* Data to process:
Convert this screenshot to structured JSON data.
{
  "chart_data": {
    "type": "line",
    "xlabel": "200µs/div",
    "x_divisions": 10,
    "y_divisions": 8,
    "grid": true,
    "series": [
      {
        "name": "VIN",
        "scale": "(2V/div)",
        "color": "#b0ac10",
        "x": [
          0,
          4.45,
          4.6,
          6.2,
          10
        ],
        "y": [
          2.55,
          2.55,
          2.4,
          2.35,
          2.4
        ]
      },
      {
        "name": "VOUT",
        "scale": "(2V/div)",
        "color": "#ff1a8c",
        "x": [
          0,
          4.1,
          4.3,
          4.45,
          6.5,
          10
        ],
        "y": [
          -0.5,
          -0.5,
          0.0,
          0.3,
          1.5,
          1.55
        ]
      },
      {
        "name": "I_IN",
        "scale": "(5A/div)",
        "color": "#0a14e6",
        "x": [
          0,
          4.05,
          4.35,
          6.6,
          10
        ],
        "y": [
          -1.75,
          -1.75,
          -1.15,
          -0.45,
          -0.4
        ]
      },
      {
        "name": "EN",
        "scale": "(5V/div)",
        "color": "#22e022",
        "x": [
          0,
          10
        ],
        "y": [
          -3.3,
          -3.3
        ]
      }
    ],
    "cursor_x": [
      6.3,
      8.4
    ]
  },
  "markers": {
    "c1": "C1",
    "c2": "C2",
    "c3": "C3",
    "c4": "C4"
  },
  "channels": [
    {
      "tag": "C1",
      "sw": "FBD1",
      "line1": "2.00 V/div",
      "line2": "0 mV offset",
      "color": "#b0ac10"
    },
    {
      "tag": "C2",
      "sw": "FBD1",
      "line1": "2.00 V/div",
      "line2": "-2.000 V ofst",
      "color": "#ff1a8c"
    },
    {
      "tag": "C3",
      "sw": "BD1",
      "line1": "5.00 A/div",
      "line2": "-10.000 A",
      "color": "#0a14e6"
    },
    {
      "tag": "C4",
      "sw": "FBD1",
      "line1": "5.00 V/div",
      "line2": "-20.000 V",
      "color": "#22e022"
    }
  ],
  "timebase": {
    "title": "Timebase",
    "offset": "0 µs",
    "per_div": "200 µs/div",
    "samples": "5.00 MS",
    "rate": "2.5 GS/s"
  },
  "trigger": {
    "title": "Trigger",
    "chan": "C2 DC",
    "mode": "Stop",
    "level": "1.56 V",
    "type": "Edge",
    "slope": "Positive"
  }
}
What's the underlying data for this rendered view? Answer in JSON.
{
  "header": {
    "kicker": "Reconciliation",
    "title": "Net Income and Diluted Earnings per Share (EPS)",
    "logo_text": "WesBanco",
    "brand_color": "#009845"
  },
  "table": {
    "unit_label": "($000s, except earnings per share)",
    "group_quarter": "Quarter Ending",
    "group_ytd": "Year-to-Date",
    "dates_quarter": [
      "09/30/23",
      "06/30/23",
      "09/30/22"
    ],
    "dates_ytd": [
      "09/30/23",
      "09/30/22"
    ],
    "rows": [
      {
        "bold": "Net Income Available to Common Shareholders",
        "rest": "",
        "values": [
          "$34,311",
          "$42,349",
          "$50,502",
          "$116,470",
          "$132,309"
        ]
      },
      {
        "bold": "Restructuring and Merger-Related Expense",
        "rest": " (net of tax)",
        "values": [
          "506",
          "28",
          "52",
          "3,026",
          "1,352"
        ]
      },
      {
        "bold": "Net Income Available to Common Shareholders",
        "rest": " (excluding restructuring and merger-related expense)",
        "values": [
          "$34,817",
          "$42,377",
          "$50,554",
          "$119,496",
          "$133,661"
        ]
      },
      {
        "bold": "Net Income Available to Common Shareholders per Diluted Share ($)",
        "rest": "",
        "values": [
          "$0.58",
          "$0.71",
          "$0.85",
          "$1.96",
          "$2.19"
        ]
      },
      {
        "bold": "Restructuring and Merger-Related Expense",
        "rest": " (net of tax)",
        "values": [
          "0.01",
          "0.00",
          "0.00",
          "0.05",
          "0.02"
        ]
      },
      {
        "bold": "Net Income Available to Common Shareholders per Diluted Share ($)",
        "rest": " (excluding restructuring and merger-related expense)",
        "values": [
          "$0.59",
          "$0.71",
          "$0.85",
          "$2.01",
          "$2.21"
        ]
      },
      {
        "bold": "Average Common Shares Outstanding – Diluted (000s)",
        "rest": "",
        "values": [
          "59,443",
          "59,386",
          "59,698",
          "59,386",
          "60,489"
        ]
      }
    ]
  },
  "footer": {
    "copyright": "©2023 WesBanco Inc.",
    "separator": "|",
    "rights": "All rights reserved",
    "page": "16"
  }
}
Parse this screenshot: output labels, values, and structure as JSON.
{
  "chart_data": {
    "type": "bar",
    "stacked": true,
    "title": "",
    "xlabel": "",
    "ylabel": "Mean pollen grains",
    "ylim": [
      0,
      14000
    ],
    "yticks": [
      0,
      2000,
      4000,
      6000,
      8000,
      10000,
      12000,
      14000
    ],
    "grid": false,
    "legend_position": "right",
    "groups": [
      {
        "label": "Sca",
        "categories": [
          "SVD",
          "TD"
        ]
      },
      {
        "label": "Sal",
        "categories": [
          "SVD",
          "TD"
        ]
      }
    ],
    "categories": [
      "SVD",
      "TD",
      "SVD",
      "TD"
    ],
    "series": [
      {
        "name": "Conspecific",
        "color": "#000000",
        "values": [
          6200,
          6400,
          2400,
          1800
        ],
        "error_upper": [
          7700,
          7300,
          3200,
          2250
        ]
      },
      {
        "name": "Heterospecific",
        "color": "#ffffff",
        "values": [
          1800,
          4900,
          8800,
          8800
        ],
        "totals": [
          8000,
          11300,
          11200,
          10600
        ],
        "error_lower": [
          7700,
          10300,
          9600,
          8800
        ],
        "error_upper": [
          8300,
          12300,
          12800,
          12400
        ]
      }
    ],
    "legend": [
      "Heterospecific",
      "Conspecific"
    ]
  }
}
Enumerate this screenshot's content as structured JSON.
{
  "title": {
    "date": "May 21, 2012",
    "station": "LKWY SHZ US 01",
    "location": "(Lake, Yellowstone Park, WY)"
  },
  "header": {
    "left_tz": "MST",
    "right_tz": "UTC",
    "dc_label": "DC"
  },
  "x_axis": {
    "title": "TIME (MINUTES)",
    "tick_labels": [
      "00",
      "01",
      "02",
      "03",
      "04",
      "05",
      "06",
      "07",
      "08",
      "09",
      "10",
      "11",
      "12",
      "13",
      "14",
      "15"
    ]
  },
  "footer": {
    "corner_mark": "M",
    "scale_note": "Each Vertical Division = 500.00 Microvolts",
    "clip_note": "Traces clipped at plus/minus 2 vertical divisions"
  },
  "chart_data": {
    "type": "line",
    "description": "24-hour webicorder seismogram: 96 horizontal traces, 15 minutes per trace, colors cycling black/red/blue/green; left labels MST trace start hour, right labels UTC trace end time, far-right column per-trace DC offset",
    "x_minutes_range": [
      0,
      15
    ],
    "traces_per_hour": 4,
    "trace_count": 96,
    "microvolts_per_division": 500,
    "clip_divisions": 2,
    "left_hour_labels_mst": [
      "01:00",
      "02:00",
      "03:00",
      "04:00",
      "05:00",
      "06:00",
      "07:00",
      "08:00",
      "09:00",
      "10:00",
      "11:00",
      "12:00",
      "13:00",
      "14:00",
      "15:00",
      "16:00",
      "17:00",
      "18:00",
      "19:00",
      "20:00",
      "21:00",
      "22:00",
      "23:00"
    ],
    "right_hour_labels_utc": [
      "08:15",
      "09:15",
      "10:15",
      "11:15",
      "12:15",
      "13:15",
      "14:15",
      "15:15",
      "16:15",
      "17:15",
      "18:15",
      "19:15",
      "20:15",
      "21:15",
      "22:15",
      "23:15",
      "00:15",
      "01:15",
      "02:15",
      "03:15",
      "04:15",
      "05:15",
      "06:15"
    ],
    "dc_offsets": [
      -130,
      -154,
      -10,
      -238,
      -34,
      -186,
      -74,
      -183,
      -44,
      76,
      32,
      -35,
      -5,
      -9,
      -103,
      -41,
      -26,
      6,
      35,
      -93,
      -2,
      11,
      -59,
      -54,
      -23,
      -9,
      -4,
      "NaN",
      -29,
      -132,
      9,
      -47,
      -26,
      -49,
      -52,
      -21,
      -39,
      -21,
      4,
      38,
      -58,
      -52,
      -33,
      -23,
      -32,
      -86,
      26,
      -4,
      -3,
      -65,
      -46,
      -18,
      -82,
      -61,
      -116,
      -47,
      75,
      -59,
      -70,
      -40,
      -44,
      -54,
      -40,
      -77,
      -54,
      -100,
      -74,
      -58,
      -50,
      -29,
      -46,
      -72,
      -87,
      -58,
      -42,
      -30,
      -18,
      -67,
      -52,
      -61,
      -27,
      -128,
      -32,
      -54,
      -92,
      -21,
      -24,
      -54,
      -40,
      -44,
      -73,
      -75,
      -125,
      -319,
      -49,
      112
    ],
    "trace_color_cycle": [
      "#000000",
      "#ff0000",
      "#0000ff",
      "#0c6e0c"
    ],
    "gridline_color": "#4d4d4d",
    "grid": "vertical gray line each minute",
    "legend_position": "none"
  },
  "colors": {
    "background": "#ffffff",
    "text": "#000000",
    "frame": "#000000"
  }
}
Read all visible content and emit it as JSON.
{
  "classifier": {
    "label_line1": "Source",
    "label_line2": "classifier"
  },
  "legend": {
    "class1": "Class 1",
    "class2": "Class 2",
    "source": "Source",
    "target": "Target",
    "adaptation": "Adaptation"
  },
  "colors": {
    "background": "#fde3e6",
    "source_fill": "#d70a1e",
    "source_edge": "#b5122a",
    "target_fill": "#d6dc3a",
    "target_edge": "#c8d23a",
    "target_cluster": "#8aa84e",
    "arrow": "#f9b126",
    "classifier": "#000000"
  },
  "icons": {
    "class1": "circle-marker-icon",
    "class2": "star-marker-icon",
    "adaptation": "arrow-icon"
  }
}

* Exercise objective: Figure out how many lines of the data above include "background", then give the number and nothing more.

* Solution to this exercise: 2